━━━ MATERIALS PROVIDED ━━━

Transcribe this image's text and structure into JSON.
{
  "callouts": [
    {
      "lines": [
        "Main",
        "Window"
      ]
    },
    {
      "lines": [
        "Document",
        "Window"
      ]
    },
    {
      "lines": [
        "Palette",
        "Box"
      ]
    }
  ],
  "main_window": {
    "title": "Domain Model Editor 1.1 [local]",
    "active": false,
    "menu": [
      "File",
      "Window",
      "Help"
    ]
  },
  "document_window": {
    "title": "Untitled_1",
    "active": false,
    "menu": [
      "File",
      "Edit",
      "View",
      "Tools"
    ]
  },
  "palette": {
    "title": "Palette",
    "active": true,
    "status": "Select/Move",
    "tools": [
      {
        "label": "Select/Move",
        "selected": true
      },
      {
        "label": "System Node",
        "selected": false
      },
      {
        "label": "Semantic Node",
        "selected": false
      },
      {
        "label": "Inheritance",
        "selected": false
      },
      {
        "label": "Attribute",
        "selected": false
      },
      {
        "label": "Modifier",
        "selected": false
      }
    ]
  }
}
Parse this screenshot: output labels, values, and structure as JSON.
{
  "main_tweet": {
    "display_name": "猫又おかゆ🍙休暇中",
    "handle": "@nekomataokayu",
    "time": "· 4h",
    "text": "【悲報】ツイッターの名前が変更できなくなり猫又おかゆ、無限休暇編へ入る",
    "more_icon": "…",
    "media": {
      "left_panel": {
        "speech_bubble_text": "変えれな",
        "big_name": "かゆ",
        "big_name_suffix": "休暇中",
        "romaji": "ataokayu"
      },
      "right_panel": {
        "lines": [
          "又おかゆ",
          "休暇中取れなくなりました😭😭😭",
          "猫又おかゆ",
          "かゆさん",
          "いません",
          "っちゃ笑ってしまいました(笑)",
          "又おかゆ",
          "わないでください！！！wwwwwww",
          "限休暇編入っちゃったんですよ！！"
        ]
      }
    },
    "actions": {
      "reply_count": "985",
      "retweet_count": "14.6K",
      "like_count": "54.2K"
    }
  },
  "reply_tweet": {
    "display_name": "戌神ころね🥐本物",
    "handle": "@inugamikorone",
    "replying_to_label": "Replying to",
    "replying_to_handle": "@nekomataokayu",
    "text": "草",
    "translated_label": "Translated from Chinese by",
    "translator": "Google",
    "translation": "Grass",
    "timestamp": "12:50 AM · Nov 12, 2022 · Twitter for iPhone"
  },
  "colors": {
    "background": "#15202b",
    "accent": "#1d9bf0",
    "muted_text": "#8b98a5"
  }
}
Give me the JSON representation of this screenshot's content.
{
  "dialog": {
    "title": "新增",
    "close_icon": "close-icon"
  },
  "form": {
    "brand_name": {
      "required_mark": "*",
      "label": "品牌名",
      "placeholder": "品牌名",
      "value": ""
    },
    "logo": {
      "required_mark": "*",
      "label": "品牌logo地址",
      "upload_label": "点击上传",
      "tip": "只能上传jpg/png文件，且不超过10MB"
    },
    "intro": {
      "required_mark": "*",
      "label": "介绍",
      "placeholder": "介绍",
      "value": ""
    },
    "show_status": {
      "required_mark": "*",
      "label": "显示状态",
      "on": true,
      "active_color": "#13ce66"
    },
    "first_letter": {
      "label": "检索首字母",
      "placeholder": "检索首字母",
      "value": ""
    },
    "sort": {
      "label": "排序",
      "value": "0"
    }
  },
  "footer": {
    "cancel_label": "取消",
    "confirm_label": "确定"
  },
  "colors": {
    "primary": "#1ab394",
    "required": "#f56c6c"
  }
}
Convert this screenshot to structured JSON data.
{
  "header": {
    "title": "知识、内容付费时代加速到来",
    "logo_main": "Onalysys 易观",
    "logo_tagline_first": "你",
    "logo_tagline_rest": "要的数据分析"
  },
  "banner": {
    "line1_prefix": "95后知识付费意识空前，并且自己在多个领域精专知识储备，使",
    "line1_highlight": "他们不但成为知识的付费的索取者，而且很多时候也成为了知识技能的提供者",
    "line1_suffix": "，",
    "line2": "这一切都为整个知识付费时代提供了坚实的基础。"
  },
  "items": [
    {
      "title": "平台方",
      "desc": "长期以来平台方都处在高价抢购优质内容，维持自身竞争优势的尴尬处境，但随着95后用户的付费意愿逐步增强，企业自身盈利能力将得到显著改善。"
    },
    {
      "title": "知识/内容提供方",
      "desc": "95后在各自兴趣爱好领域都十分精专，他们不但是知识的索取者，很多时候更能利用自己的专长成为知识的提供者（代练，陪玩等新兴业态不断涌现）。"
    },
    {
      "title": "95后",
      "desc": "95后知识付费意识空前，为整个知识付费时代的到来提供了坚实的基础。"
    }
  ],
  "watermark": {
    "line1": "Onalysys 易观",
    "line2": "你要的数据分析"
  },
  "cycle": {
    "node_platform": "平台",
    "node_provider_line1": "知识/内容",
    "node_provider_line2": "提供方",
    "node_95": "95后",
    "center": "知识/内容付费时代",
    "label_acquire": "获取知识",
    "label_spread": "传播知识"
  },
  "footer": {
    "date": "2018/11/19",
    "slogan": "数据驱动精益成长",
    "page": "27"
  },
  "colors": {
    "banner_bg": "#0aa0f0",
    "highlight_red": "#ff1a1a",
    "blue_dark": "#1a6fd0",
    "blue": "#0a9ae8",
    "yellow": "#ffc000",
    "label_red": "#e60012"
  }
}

━━━

Retype all of the entries precisely as they are.

Transcribe this image's text and structure into JSON.
{
  "callouts": [
    {
      "lines": [
        "Main",
        "Window"
      ]
    },
    {
      "lines": [
        "Document",
        "Window"
      ]
    },
    {
      "lines": [
        "Palette",
        "Box"
      ]
    }
  ],
  "main_window": {
    "title": "Domain Model Editor 1.1 [local]",
    "active": false,
    "menu": [
      "File",
      "Window",
      "Help"
    ]
  },
  "document_window": {
    "title": "Untitled_1",
    "active": false,
    "menu": [
      "File",
      "Edit",
      "View",
      "Tools"
    ]
  },
  "palette": {
    "title": "Palette",
    "active": true,
    "status": "Select/Move",
    "tools": [
      {
        "label": "Select/Move",
        "selected": true
      },
      {
        "label": "System Node",
        "selected": false
      },
      {
        "label": "Semantic Node",
        "selected": false
      },
      {
        "label": "Inheritance",
        "selected": false
      },
      {
        "label": "Attribute",
        "selected": false
      },
      {
        "label": "Modifier",
        "selected": false
      }
    ]
  }
}
Parse this screenshot: output labels, values, and structure as JSON.
{
  "main_tweet": {
    "display_name": "猫又おかゆ🍙休暇中",
    "handle": "@nekomataokayu",
    "time": "· 4h",
    "text": "【悲報】ツイッターの名前が変更できなくなり猫又おかゆ、無限休暇編へ入る",
    "more_icon": "…",
    "media": {
      "left_panel": {
        "speech_bubble_text": "変えれな",
        "big_name": "かゆ",
        "big_name_suffix": "休暇中",
        "romaji": "ataokayu"
      },
      "right_panel": {
        "lines": [
          "又おかゆ",
          "休暇中取れなくなりました😭😭😭",
          "猫又おかゆ",
          "かゆさん",
          "いません",
          "っちゃ笑ってしまいました(笑)",
          "又おかゆ",
          "わないでください！！！wwwwwww",
          "限休暇編入っちゃったんですよ！！"
        ]
      }
    },
    "actions": {
      "reply_count": "985",
      "retweet_count": "14.6K",
      "like_count": "54.2K"
    }
  },
  "reply_tweet": {
    "display_name": "戌神ころね🥐本物",
    "handle": "@inugamikorone",
    "replying_to_label": "Replying to",
    "replying_to_handle": "@nekomataokayu",
    "text": "草",
    "translated_label": "Translated from Chinese by",
    "translator": "Google",
    "translation": "Grass",
    "timestamp": "12:50 AM · Nov 12, 2022 · Twitter for iPhone"
  },
  "colors": {
    "background": "#15202b",
    "accent": "#1d9bf0",
    "muted_text": "#8b98a5"
  }
}
Give me the JSON representation of this screenshot's content.
{
  "dialog": {
    "title": "新增",
    "close_icon": "close-icon"
  },
  "form": {
    "brand_name": {
      "required_mark": "*",
      "label": "品牌名",
      "placeholder": "品牌名",
      "value": ""
    },
    "logo": {
      "required_mark": "*",
      "label": "品牌logo地址",
      "upload_label": "点击上传",
      "tip": "只能上传jpg/png文件，且不超过10MB"
    },
    "intro": {
      "required_mark": "*",
      "label": "介绍",
      "placeholder": "介绍",
      "value": ""
    },
    "show_status": {
      "required_mark": "*",
      "label": "显示状态",
      "on": true,
      "active_color": "#13ce66"
    },
    "first_letter": {
      "label": "检索首字母",
      "placeholder": "检索首字母",
      "value": ""
    },
    "sort": {
      "label": "排序",
      "value": "0"
    }
  },
  "footer": {
    "cancel_label": "取消",
    "confirm_label": "确定"
  },
  "colors": {
    "primary": "#1ab394",
    "required": "#f56c6c"
  }
}
Convert this screenshot to structured JSON data.
{
  "header": {
    "title": "知识、内容付费时代加速到来",
    "logo_main": "Onalysys 易观",
    "logo_tagline_first": "你",
    "logo_tagline_rest": "要的数据分析"
  },
  "banner": {
    "line1_prefix": "95后知识付费意识空前，并且自己在多个领域精专知识储备，使",
    "line1_highlight": "他们不但成为知识的付费的索取者，而且很多时候也成为了知识技能的提供者",
    "line1_suffix": "，",
    "line2": "这一切都为整个知识付费时代提供了坚实的基础。"
  },
  "items": [
    {
      "title": "平台方",
      "desc": "长期以来平台方都处在高价抢购优质内容，维持自身竞争优势的尴尬处境，但随着95后用户的付费意愿逐步增强，企业自身盈利能力将得到显著改善。"
    },
    {
      "title": "知识/内容提供方",
      "desc": "95后在各自兴趣爱好领域都十分精专，他们不但是知识的索取者，很多时候更能利用自己的专长成为知识的提供者（代练，陪玩等新兴业态不断涌现）。"
    },
    {
      "title": "95后",
      "desc": "95后知识付费意识空前，为整个知识付费时代的到来提供了坚实的基础。"
    }
  ],
  "watermark": {
    "line1": "Onalysys 易观",
    "line2": "你要的数据分析"
  },
  "cycle": {
    "node_platform": "平台",
    "node_provider_line1": "知识/内容",
    "node_provider_line2": "提供方",
    "node_95": "95后",
    "center": "知识/内容付费时代",
    "label_acquire": "获取知识",
    "label_spread": "传播知识"
  },
  "footer": {
    "date": "2018/11/19",
    "slogan": "数据驱动精益成长",
    "page": "27"
  },
  "colors": {
    "banner_bg": "#0aa0f0",
    "highlight_red": "#ff1a1a",
    "blue_dark": "#1a6fd0",
    "blue": "#0a9ae8",
    "yellow": "#ffc000",
    "label_red": "#e60012"
  }
}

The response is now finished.